### Fragmento de texto
:::::

La CMAN aprobó la incorporación de quinientos (500) nuevos centros poblados afectados por la violencia ocurrida entre los años 1980 – 2000 en el Programa de Reparaciones Colectivas del Plan Integral de Reparaciones que impulsa la Presidencia del Consejo de Ministros desde el año 2007. El nuevo listado incorpora a 160 centros poblados del departamento de Ayacucho, 80 de Huánuco, 70 de Junín, 65 de Huancavelica, 50 de Apurimac, 30 de San Martín, 15 de Pasco, 10 de Puno, 10 de Ucayali y 10 de Cusco.
Con estas incorporaciones el ámbito de intervención del Programa de Reparaciones Colectivas se amplía a mil cuatrocientos tres (1403) centros poblados afectados por la violencia durante los años del terrorismo.
ÉNFASIS EN EL VRAE Y EL ALTO HUALLAGA
Las nuevas incorporaciones acentuarán la intervención del Programa en poblaciones ubicadas en zonas extremadamente rurales y que presentan altos índices de concentración de violaciones individuales, arrasamiento, desplazamiento forzoso, quiebre o resquebrajamiento de la institucionalidad comunal, pérdida de infraestructura familiar y/o pérdida de infraestructura comunal.

:::::

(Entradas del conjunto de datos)
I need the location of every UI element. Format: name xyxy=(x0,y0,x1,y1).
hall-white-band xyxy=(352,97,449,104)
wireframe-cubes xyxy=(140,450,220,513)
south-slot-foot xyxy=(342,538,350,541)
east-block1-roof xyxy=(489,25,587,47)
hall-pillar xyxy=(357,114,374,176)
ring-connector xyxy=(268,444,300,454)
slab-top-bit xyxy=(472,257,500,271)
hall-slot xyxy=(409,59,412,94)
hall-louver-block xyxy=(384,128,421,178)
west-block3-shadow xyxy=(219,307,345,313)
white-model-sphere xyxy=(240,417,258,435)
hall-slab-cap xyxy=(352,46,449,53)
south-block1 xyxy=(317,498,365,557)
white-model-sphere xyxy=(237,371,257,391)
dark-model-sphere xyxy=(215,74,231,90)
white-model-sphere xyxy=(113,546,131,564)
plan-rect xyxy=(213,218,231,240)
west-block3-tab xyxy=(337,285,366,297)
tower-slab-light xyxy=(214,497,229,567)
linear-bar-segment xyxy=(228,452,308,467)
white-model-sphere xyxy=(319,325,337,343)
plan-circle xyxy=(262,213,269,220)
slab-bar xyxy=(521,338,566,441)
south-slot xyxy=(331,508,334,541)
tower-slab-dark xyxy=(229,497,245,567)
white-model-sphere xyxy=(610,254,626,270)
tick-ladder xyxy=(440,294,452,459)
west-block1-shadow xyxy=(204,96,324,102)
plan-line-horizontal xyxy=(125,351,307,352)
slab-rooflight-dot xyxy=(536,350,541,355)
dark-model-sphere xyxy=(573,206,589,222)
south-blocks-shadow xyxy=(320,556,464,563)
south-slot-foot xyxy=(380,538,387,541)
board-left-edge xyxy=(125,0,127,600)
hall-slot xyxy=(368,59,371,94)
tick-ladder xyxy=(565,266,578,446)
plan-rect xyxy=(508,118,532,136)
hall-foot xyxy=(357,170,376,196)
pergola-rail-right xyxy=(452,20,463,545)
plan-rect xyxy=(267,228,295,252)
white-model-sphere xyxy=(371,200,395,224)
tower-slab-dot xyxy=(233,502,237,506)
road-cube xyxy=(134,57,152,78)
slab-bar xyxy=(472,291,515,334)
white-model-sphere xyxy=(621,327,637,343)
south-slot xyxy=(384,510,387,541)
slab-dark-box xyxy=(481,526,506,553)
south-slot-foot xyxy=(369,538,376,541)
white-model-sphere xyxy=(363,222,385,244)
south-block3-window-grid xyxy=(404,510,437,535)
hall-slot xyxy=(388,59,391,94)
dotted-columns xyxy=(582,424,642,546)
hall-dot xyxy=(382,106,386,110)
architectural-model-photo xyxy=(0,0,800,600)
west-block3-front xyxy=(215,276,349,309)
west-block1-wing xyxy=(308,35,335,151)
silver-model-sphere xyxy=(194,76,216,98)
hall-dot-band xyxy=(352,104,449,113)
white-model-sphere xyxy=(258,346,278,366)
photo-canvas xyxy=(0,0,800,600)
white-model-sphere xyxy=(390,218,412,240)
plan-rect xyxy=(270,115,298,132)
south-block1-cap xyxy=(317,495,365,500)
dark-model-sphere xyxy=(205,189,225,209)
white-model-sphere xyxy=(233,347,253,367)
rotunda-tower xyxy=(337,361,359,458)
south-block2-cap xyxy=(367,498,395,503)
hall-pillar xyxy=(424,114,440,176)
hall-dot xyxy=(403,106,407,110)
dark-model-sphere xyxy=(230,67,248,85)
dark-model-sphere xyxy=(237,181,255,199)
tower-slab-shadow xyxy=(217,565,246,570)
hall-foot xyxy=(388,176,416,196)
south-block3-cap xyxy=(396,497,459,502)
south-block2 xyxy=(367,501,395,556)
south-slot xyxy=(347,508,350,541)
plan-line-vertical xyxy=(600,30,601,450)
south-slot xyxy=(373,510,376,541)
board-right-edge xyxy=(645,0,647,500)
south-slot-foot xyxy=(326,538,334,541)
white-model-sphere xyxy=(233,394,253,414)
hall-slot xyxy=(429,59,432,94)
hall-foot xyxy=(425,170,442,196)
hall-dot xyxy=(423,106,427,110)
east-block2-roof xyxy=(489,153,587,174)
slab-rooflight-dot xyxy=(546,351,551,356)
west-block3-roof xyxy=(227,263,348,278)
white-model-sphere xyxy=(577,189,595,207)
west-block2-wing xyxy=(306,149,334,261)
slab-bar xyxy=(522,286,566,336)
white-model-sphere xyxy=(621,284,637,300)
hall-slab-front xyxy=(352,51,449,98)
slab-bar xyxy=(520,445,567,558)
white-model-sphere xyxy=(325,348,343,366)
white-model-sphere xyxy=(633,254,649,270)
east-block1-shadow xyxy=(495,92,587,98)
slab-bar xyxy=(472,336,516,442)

:::::

### Ejercicio A
Según el texto sobre el Programa de Reparaciones Colectivas, ¿a cuántos centros poblados se amplía el ámbito de intervención del Programa con las nuevas incorporaciones?
### Ejercicio B
Prosigue el texto sobre el Programa de Reparaciones Colectivas a partir de su último párrafo.

### Respuesta final A
A mil cuatrocientos tres (1403) centros poblados.

### Respuesta final B
Por ejemplo, en la zona del VRAE se han incorporado a ciento un (101) centros poblados más, haciendo ahora un total de doscientos cincuenta y un (251) los centros poblados coberturados por el Programa. Entre las nuevas comunidades de éste ámbito figuran diez del distrito de Chungui, en la zona denominada “oreja de perro”, donde destaca la comunidad de Oronccoy que habría sufrido la pérdida fatal de ciento noventa y dos comuneros, ciento un asesinados y noventa y un desaparecidos.
En la provincia de La Mar se han incorporado también a siete comunidades del distrito de Anco, siete de Ayna, siete de Santa Rosa y seis de Tambo. El listado incorpora también a siete comunidades de Ayahuanco, seis de Sivia, seis de Llochegua y cuatro de Santillana -entre estas últimas, dos comunidades más del caso Putis (Cayramayo y Sayhua Llamanniyocc)-, todas en la provincia de Huanta.
El nuevo listado refuerza también la presencia del Programa de Reparaciones Colectivas en la selva central, en comunidades mayoritariamente nativas, incorporando, por ejemplo, a veintiocho comunidades de la provincia de Satipo: siete de Rio Tambo, siete de Mazamari, siete de San Martín de Pangoa, tres de Rio Negro, tres de Pampa Hermosa y una de Coriviali.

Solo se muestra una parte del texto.